Written instruction: Gather the lines from the material that contain "Elokuu".

##### Record list

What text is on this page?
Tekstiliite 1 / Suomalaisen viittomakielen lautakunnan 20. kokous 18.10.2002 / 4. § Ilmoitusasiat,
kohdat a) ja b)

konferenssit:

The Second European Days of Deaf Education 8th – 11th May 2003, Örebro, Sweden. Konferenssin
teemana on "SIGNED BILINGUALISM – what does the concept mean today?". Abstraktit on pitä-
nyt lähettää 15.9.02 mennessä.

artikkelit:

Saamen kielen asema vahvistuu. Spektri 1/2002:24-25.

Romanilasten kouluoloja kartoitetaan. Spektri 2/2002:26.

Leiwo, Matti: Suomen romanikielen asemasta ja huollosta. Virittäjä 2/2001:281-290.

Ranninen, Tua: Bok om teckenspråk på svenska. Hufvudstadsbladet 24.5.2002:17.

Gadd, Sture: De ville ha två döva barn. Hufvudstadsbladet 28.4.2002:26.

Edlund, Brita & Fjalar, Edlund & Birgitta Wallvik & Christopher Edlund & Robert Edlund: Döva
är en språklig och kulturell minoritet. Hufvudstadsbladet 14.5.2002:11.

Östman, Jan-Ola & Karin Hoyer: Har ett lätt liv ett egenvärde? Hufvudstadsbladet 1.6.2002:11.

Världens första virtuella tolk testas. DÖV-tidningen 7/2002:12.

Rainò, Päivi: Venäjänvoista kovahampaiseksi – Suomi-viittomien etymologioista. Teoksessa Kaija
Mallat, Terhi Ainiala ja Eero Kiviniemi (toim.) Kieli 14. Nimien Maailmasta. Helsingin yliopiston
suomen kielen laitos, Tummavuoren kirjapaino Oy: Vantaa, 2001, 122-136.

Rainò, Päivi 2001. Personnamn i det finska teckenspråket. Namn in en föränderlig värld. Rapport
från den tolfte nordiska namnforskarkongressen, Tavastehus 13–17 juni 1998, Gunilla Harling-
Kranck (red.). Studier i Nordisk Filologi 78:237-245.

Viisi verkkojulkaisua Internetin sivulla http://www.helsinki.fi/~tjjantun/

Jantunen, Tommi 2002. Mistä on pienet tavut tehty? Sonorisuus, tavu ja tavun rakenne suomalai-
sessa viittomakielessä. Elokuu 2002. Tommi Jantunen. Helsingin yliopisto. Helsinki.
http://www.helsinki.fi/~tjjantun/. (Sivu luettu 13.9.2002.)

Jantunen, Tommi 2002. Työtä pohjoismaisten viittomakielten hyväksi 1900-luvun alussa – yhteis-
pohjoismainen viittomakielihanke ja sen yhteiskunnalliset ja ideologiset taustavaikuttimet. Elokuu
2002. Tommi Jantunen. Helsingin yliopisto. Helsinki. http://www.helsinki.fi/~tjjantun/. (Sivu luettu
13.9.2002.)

##########

Response to the exercise:
sessa viittomakielessä. Elokuu 2002. Tommi Jantunen. Helsingin yliopisto. Helsinki.
pohjoismainen viittomakielihanke ja sen yhteiskunnalliset ja ideologiset taustavaikuttimet. Elokuu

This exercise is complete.